Records from a collection:

= = = = =

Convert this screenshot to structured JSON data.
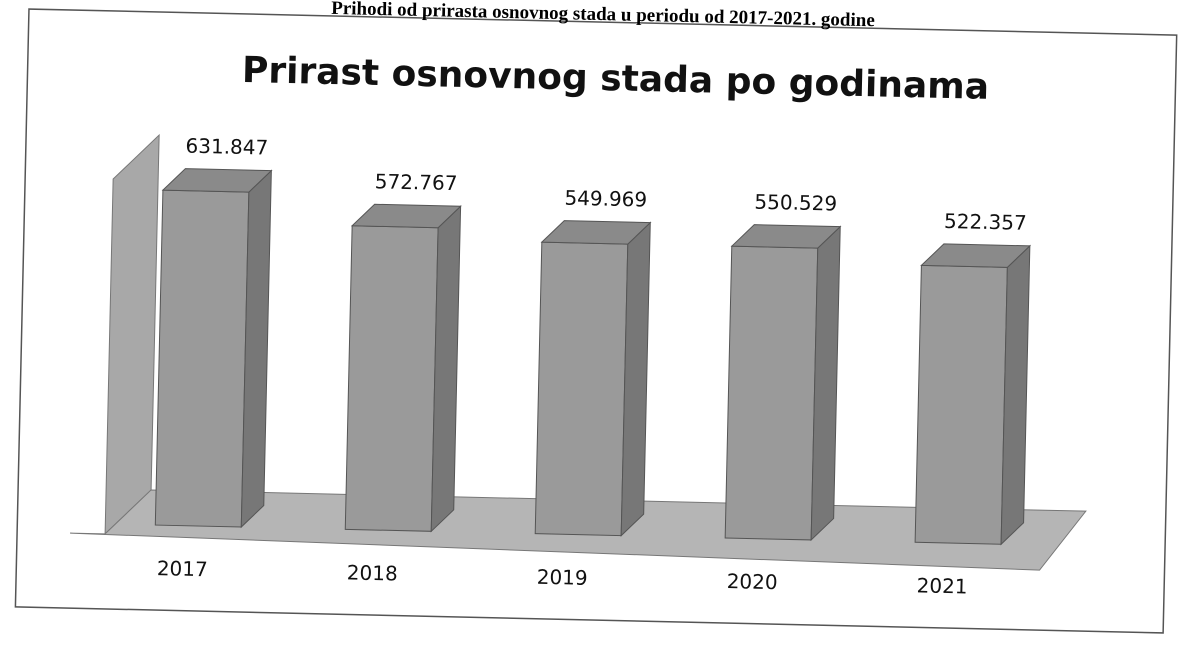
{
  "caption": "Prihodi od prirasta osnovnog stada u periodu od 2017-2021. godine",
  "chart_data": {
    "type": "bar3d",
    "title": "Prirast osnovnog stada po godinama",
    "categories": [
      "2017",
      "2018",
      "2019",
      "2020",
      "2021"
    ],
    "values": [
      631847,
      572767,
      549969,
      550529,
      522357
    ],
    "value_labels": [
      "631.847",
      "572.767",
      "549.969",
      "550.529",
      "522.357"
    ],
    "color": "#9a9a9a"
  }
}
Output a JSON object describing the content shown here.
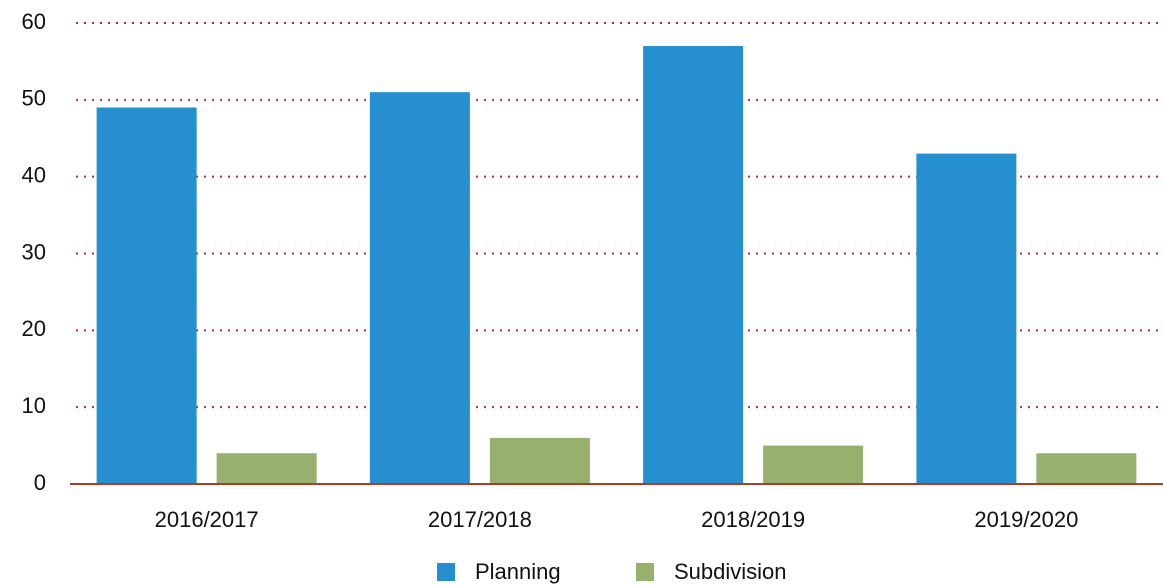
{
  "chart_data": {
    "type": "bar",
    "categories": [
      "2016/2017",
      "2017/2018",
      "2018/2019",
      "2019/2020"
    ],
    "series": [
      {
        "name": "Planning",
        "color": "#258fd0",
        "values": [
          49,
          51,
          57,
          43
        ]
      },
      {
        "name": "Subdivision",
        "color": "#97b06e",
        "values": [
          4,
          6,
          5,
          4
        ]
      }
    ],
    "ylim": [
      0,
      60
    ],
    "yticks": [
      0,
      10,
      20,
      30,
      40,
      50,
      60
    ],
    "grid": true,
    "grid_color": "#c0292b",
    "legend": "bottom"
  }
}
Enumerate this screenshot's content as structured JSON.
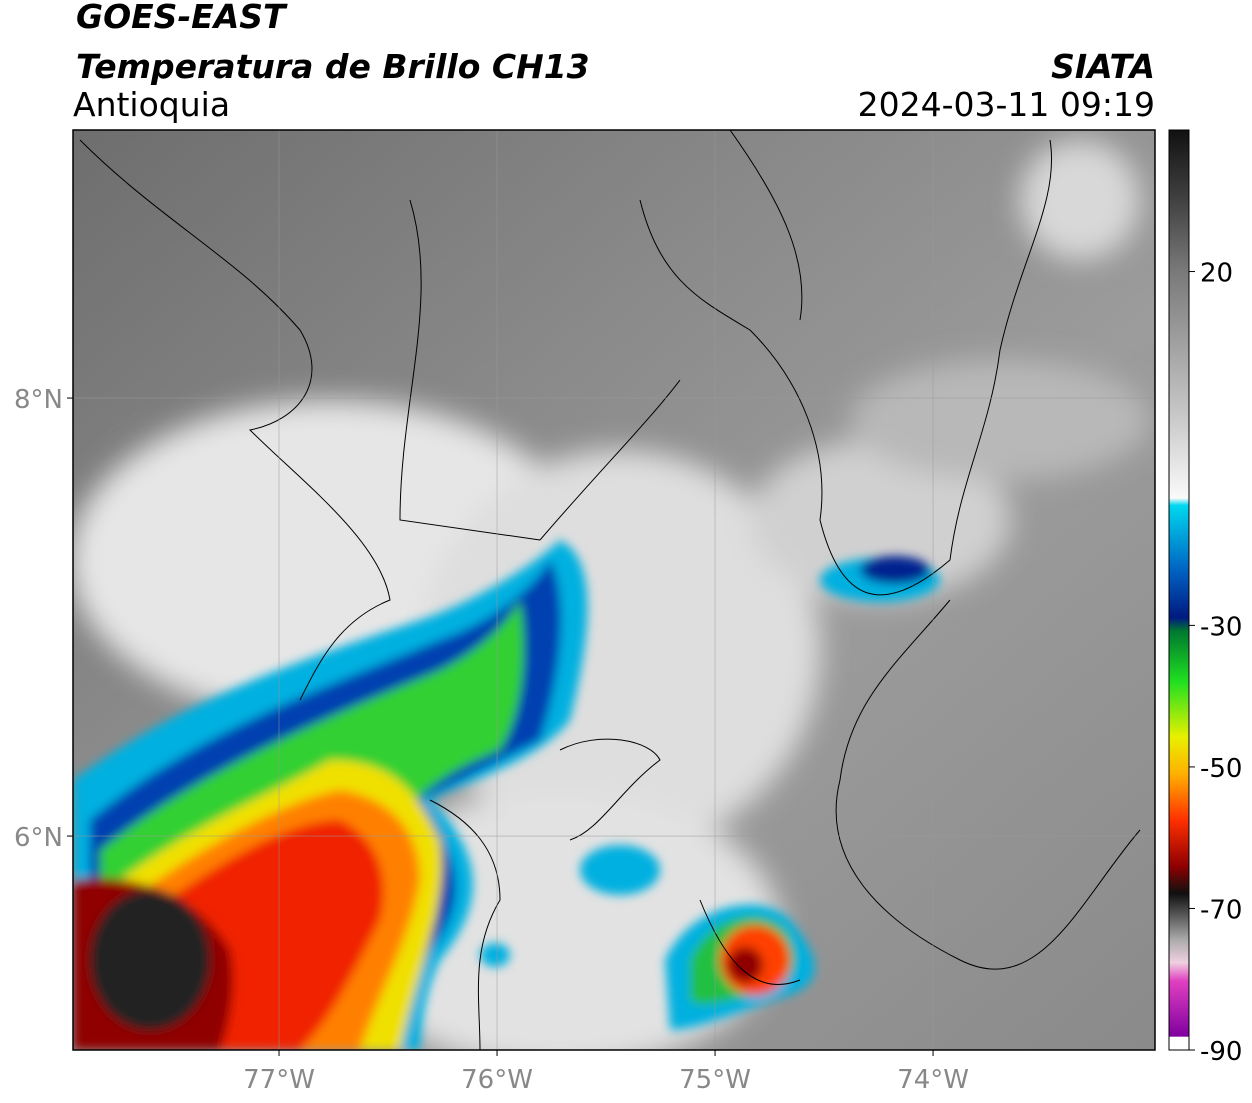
{
  "header": {
    "title": "GOES-EAST",
    "subtitle": "Temperatura de Brillo CH13",
    "region": "Antioquia",
    "source": "SIATA",
    "datetime": "2024-03-11 09:19"
  },
  "map": {
    "lonlim": [
      -77.945,
      -72.982
    ],
    "latlim": [
      5.023,
      9.224
    ],
    "xticks": [
      {
        "value": -77,
        "label": "77°W"
      },
      {
        "value": -76,
        "label": "76°W"
      },
      {
        "value": -75,
        "label": "75°W"
      },
      {
        "value": -74,
        "label": "74°W"
      }
    ],
    "yticks": [
      {
        "value": 8,
        "label": "8°N"
      },
      {
        "value": 6,
        "label": "6°N"
      }
    ]
  },
  "colorbar": {
    "lim": [
      -90,
      40
    ],
    "ticks": [
      20,
      -30,
      -50,
      -70,
      -90
    ]
  }
}
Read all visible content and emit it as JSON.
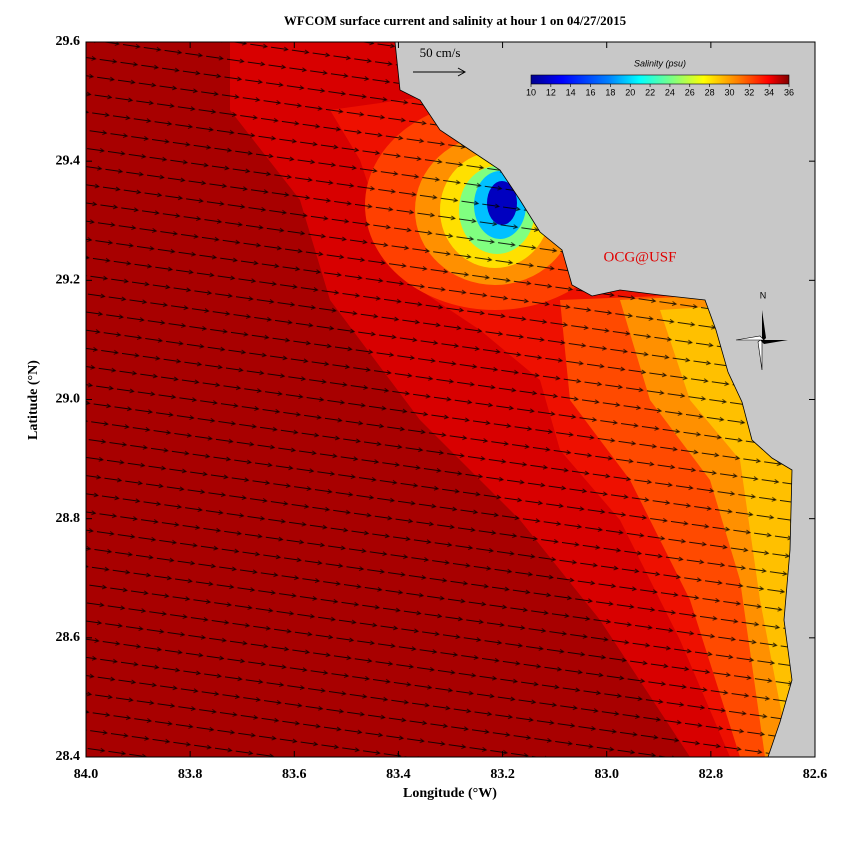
{
  "title": "WFCOM surface current and salinity at hour 1 on 04/27/2015",
  "x_axis": {
    "label": "Longitude (°W)",
    "lim": [
      84,
      82.6
    ],
    "ticks": [
      {
        "value": 84,
        "label": "84.0"
      },
      83.8,
      83.6,
      83.4,
      83.2,
      {
        "value": 83,
        "label": "83.0"
      },
      82.8,
      82.6
    ]
  },
  "y_axis": {
    "label": "Latitude (°N)",
    "lim": [
      28.4,
      29.6
    ],
    "ticks": [
      28.4,
      28.6,
      28.8,
      {
        "value": 29,
        "label": "29.0"
      },
      29.2,
      29.4,
      29.6
    ]
  },
  "colorbar": {
    "title": "Salinity (psu)",
    "lim": [
      10,
      36
    ],
    "ticks": [
      10,
      12,
      14,
      16,
      18,
      20,
      22,
      24,
      26,
      28,
      30,
      32,
      34,
      36
    ]
  },
  "scale_label": "50 cm/s",
  "credit": "OCG@USF",
  "compass_label": "N"
}
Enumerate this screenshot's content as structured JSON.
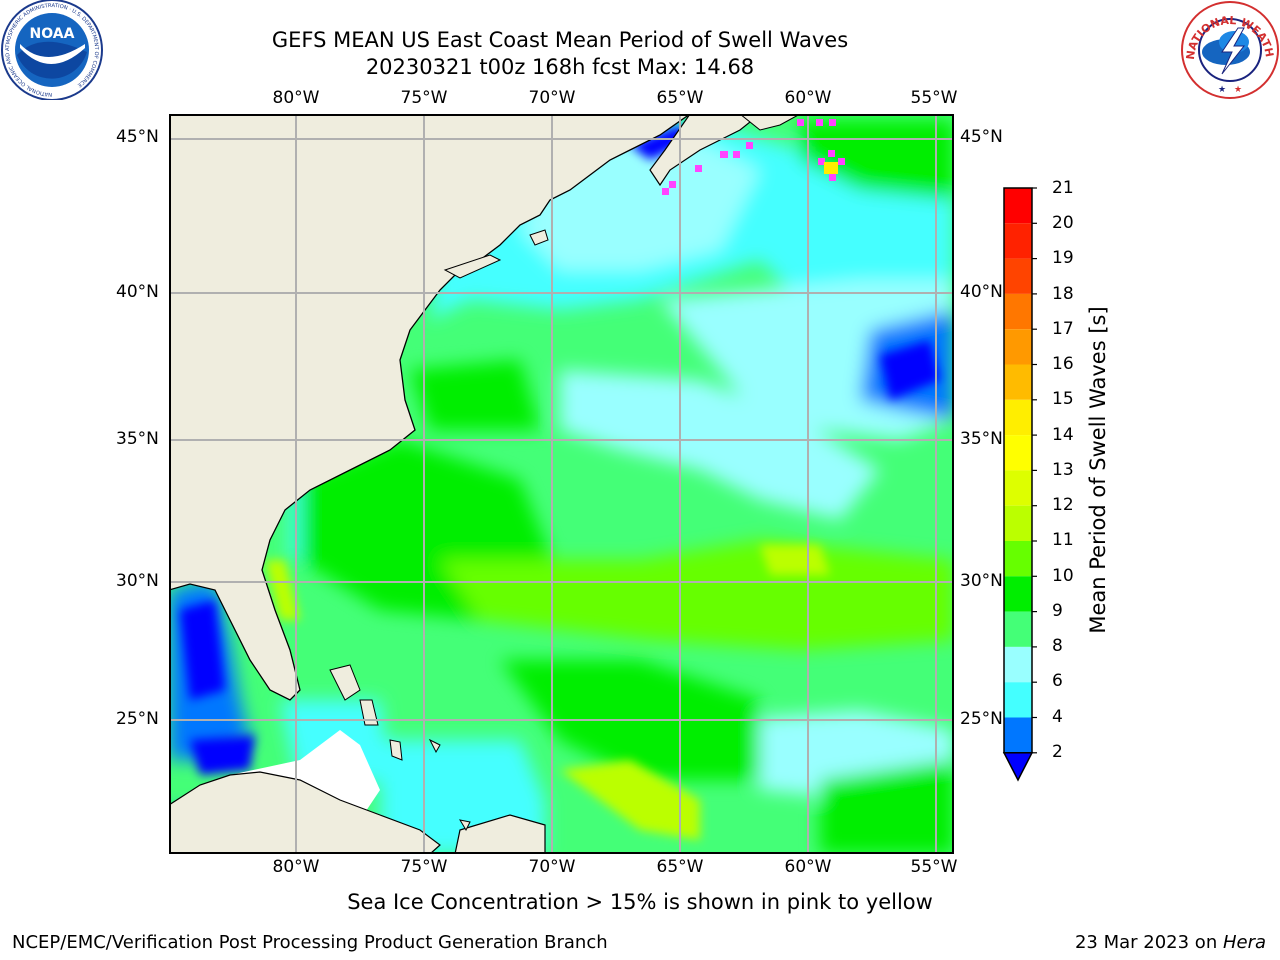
{
  "header": {
    "title_line1": "GEFS MEAN US East Coast Mean Period of Swell Waves",
    "title_line2": "20230321 t00z 168h fcst   Max: 14.68"
  },
  "logos": {
    "left_name": "NOAA",
    "left_ring_text": "NATIONAL OCEANIC AND ATMOSPHERIC ADMINISTRATION · U.S. DEPARTMENT OF COMMERCE",
    "right_ring_text": "NATIONAL WEATHER SERVICE"
  },
  "map": {
    "lon_labels": [
      "80°W",
      "75°W",
      "70°W",
      "65°W",
      "60°W",
      "55°W"
    ],
    "lat_labels": [
      "45°N",
      "40°N",
      "35°N",
      "30°N",
      "25°N"
    ],
    "colors": {
      "land": "#efedde",
      "coast": "#000000",
      "grid": "#b0b0b0"
    }
  },
  "colorbar": {
    "label": "Mean Period of Swell Waves [s]",
    "ticks": [
      "21",
      "20",
      "19",
      "18",
      "17",
      "16",
      "15",
      "14",
      "13",
      "12",
      "11",
      "10",
      "9",
      "8",
      "6",
      "4",
      "2"
    ],
    "colors": [
      "#ff0000",
      "#ff2200",
      "#ff4400",
      "#ff7700",
      "#ff9900",
      "#ffbb00",
      "#ffee00",
      "#ffff00",
      "#ddff00",
      "#bbff00",
      "#66ff00",
      "#00ee00",
      "#44ff77",
      "#99ffff",
      "#44ffff",
      "#00ddff",
      "#0077ff"
    ],
    "extend_color": "#0000ff"
  },
  "footer": {
    "note": "Sea Ice Concentration > 15% is shown in pink to yellow",
    "left": "NCEP/EMC/Verification Post Processing Product Generation Branch",
    "right_prefix": "23 Mar 2023 on ",
    "right_host": "Hera"
  }
}
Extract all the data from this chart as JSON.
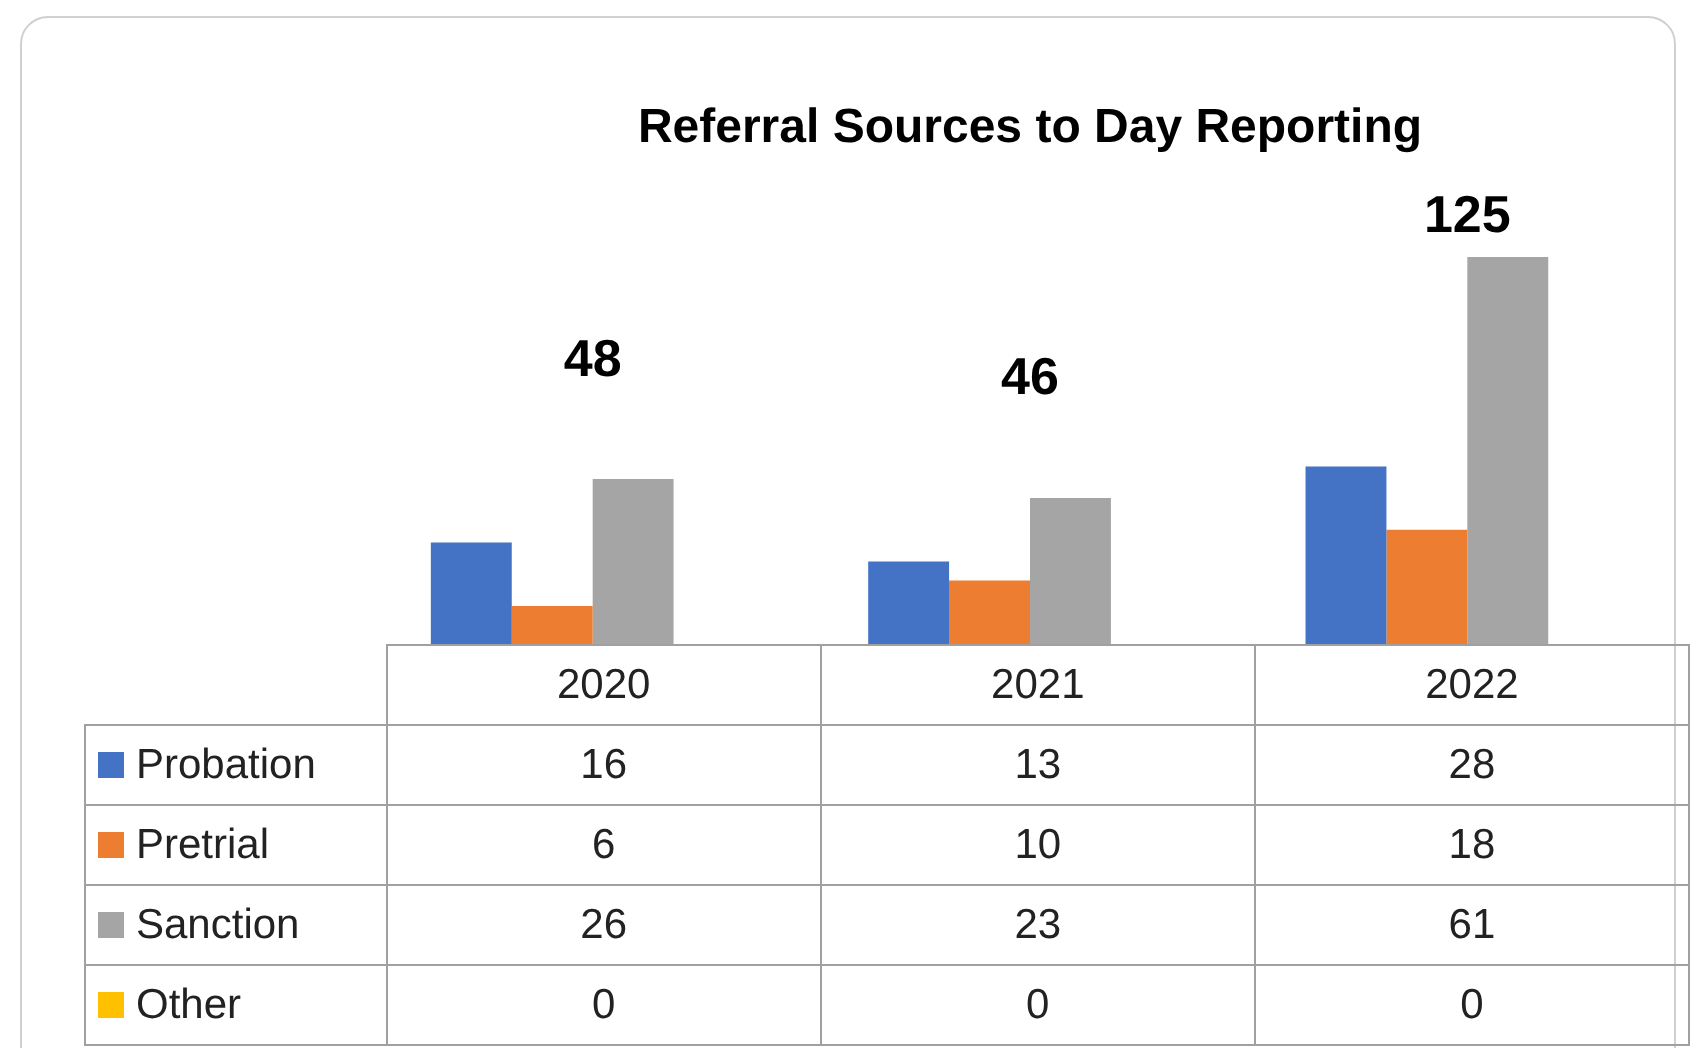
{
  "chart_data": {
    "type": "bar",
    "title": "Referral Sources to Day Reporting",
    "categories": [
      "2020",
      "2021",
      "2022"
    ],
    "series": [
      {
        "name": "Probation",
        "color": "#4472c4",
        "values": [
          16,
          13,
          28
        ]
      },
      {
        "name": "Pretrial",
        "color": "#ed7d31",
        "values": [
          6,
          10,
          18
        ]
      },
      {
        "name": "Sanction",
        "color": "#a5a5a5",
        "values": [
          26,
          23,
          61
        ]
      },
      {
        "name": "Other",
        "color": "#ffc000",
        "values": [
          0,
          0,
          0
        ]
      }
    ],
    "annotations": [
      "48",
      "46",
      "125"
    ],
    "data_labels": true,
    "legend": "bottom",
    "tick_labels": "x"
  }
}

= = = = =

GIVEN EXERCISE:
Repeat the material above in full and exactly, omitting the pictures.

SOLVED PROBLEM:
Convert this screenshot to structured JSON data.
{
  "caption": "Prihodi od prirasta osnovnog stada u periodu od 2017-2021. godine",
  "chart_data": {
    "type": "bar3d",
    "title": "Prirast osnovnog stada po godinama",
    "categories": [
      "2017",
      "2018",
      "2019",
      "2020",
      "2021"
    ],
    "values": [
      631847,
      572767,
      549969,
      550529,
      522357
    ],
    "value_labels": [
      "631.847",
      "572.767",
      "549.969",
      "550.529",
      "522.357"
    ],
    "color": "#9a9a9a"
  }
}
Output a JSON object describing the content shown here.
{
  "chart_data": {
    "type": "bar",
    "categories": [
      "2016/2017",
      "2017/2018",
      "2018/2019",
      "2019/2020"
    ],
    "series": [
      {
        "name": "Planning",
        "color": "#258fd0",
        "values": [
          49,
          51,
          57,
          43
        ]
      },
      {
        "name": "Subdivision",
        "color": "#97b06e",
        "values": [
          4,
          6,
          5,
          4
        ]
      }
    ],
    "ylim": [
      0,
      60
    ],
    "yticks": [
      0,
      10,
      20,
      30,
      40,
      50,
      60
    ],
    "grid": true,
    "grid_color": "#c0292b",
    "legend": "bottom"
  }
}
Enumerate this screenshot's content as structured JSON.
{
  "header": {
    "title": "GOES-EAST",
    "subtitle": "Temperatura de Brillo CH13",
    "region": "Antioquia",
    "source": "SIATA",
    "datetime": "2024-03-11 09:19"
  },
  "map": {
    "lonlim": [
      -77.945,
      -72.982
    ],
    "latlim": [
      5.023,
      9.224
    ],
    "xticks": [
      {
        "value": -77,
        "label": "77°W"
      },
      {
        "value": -76,
        "label": "76°W"
      },
      {
        "value": -75,
        "label": "75°W"
      },
      {
        "value": -74,
        "label": "74°W"
      }
    ],
    "yticks": [
      {
        "value": 8,
        "label": "8°N"
      },
      {
        "value": 6,
        "label": "6°N"
      }
    ]
  },
  "colorbar": {
    "lim": [
      -90,
      40
    ],
    "ticks": [
      20,
      -30,
      -50,
      -70,
      -90
    ]
  }
}
Read all visible content and emit it as JSON.
{
  "title": "WFCOM surface current and salinity at hour 1 on 04/27/2015",
  "x_axis": {
    "label": "Longitude (°W)",
    "lim": [
      84,
      82.6
    ],
    "ticks": [
      {
        "value": 84,
        "label": "84.0"
      },
      83.8,
      83.6,
      83.4,
      83.2,
      {
        "value": 83,
        "label": "83.0"
      },
      82.8,
      82.6
    ]
  },
  "y_axis": {
    "label": "Latitude (°N)",
    "lim": [
      28.4,
      29.6
    ],
    "ticks": [
      28.4,
      28.6,
      28.8,
      {
        "value": 29,
        "label": "29.0"
      },
      29.2,
      29.4,
      29.6
    ]
  },
  "colorbar": {
    "title": "Salinity (psu)",
    "lim": [
      10,
      36
    ],
    "ticks": [
      10,
      12,
      14,
      16,
      18,
      20,
      22,
      24,
      26,
      28,
      30,
      32,
      34,
      36
    ]
  },
  "scale_label": "50 cm/s",
  "credit": "OCG@USF",
  "compass_label": "N"
}
Enumerate this screenshot's content as structured JSON.
{
  "header": {
    "title_line1": "GEFS MEAN US East Coast Mean Period of Swell Waves",
    "title_line2": "20230321 t00z 168h fcst   Max: 14.68"
  },
  "logos": {
    "left_name": "NOAA",
    "left_ring_text": "NATIONAL OCEANIC AND ATMOSPHERIC ADMINISTRATION · U.S. DEPARTMENT OF COMMERCE",
    "right_ring_text": "NATIONAL WEATHER SERVICE"
  },
  "map": {
    "lon_labels": [
      "80°W",
      "75°W",
      "70°W",
      "65°W",
      "60°W",
      "55°W"
    ],
    "lat_labels": [
      "45°N",
      "40°N",
      "35°N",
      "30°N",
      "25°N"
    ],
    "colors": {
      "land": "#efedde",
      "coast": "#000000",
      "grid": "#b0b0b0"
    }
  },
  "colorbar": {
    "label": "Mean Period of Swell Waves [s]",
    "ticks": [
      "21",
      "20",
      "19",
      "18",
      "17",
      "16",
      "15",
      "14",
      "13",
      "12",
      "11",
      "10",
      "9",
      "8",
      "6",
      "4",
      "2"
    ],
    "colors": [
      "#ff0000",
      "#ff2200",
      "#ff4400",
      "#ff7700",
      "#ff9900",
      "#ffbb00",
      "#ffee00",
      "#ffff00",
      "#ddff00",
      "#bbff00",
      "#66ff00",
      "#00ee00",
      "#44ff77",
      "#99ffff",
      "#44ffff",
      "#00ddff",
      "#0077ff"
    ],
    "extend_color": "#0000ff"
  },
  "footer": {
    "note": "Sea Ice Concentration > 15% is shown in pink to yellow",
    "left": "NCEP/EMC/Verification Post Processing Product Generation Branch",
    "right_prefix": "23 Mar 2023 on ",
    "right_host": "Hera"
  }
}
Extract all the data from this chart as JSON.
{
  "chart_data": {
    "type": "bar",
    "title": "Referral Sources to Day Reporting",
    "categories": [
      "2020",
      "2021",
      "2022"
    ],
    "series": [
      {
        "name": "Probation",
        "color": "#4472c4",
        "values": [
          16,
          13,
          28
        ]
      },
      {
        "name": "Pretrial",
        "color": "#ed7d31",
        "values": [
          6,
          10,
          18
        ]
      },
      {
        "name": "Sanction",
        "color": "#a5a5a5",
        "values": [
          26,
          23,
          61
        ]
      },
      {
        "name": "Other",
        "color": "#ffc000",
        "values": [
          0,
          0,
          0
        ]
      }
    ],
    "annotations": [
      "48",
      "46",
      "125"
    ],
    "data_labels": true,
    "legend": "bottom",
    "tick_labels": "x"
  }
}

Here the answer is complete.